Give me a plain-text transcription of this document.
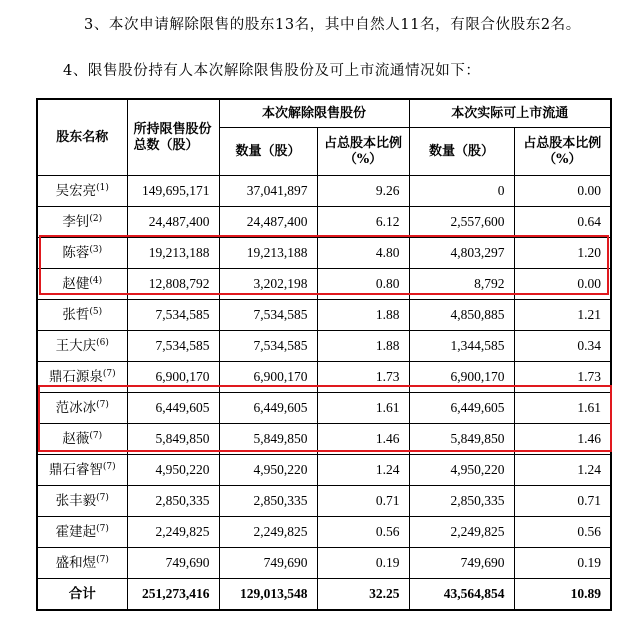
3、本次申请解除限售的股东13名，其中自然人11名，有限合伙股东2名。
4、限售股份持有人本次解除限售股份及可上市流通情况如下：
股东名称	所持限售股份总数（股）	本次解除限售股份		本次实际可上市流通	
		数量（股）	占总股本比例（%）	数量（股）	占总股本比例（%）
吴宏亮$^{(1)}$	149,695,171	37,041,897	9.26	0	0.00
李钊$^{(2)}$	24,487,400	24,487,400	6.12	2,557,600	0.64
陈蓉$^{(3)}$	19,213,188	19,213,188	4.80	4,803,297	1.20
赵健$^{(4)}$	12,808,792	3,202,198	0.80	8,792	0.00
张哲$^{(5)}$	7,534,585	7,534,585	1.88	4,850,885	1.21
王大庆$^{(6)}$	7,534,585	7,534,585	1.88	1,344,585	0.34
鼎石源泉$^{(7)}$	6,900,170	6,900,170	1.73	6,900,170	1.73
范冰冰$^{(7)}$	6,449,605	6,449,605	1.61	6,449,605	1.61
赵薇$^{(7)}$	5,849,850	5,849,850	1.46	5,849,850	1.46
鼎石睿智$^{(7)}$	4,950,220	4,950,220	1.24	4,950,220	1.24
张丰毅$^{(7)}$	2,850,335	2,850,335	0.71	2,850,335	0.71
霍建起$^{(7)}$	2,249,825	2,249,825	0.56	2,249,825	0.56
盛和煜$^{(7)}$	749,690	749,690	0.19	749,690	0.19
合计	251,273,416	129,013,548	32.25	43,564,854	10.89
++++++
● **Challenge**:
From the material above, reproduce everything verbatim except the pictures.

● **Final answer**:
Give me a plain-text transcription of this document.
3、本次申请解除限售的股东13名，其中自然人11名，有限合伙股东2名。
4、限售股份持有人本次解除限售股份及可上市流通情况如下：
股东名称	所持限售股份总数（股）	本次解除限售股份		本次实际可上市流通	
		数量（股）	占总股本比例（%）	数量（股）	占总股本比例（%）
吴宏亮$^{(1)}$	149,695,171	37,041,897	9.26	0	0.00
李钊$^{(2)}$	24,487,400	24,487,400	6.12	2,557,600	0.64
陈蓉$^{(3)}$	19,213,188	19,213,188	4.80	4,803,297	1.20
赵健$^{(4)}$	12,808,792	3,202,198	0.80	8,792	0.00
张哲$^{(5)}$	7,534,585	7,534,585	1.88	4,850,885	1.21
王大庆$^{(6)}$	7,534,585	7,534,585	1.88	1,344,585	0.34
鼎石源泉$^{(7)}$	6,900,170	6,900,170	1.73	6,900,170	1.73
范冰冰$^{(7)}$	6,449,605	6,449,605	1.61	6,449,605	1.61
赵薇$^{(7)}$	5,849,850	5,849,850	1.46	5,849,850	1.46
鼎石睿智$^{(7)}$	4,950,220	4,950,220	1.24	4,950,220	1.24
张丰毅$^{(7)}$	2,850,335	2,850,335	0.71	2,850,335	0.71
霍建起$^{(7)}$	2,249,825	2,249,825	0.56	2,249,825	0.56
盛和煜$^{(7)}$	749,690	749,690	0.19	749,690	0.19
合计	251,273,416	129,013,548	32.25	43,564,854	10.89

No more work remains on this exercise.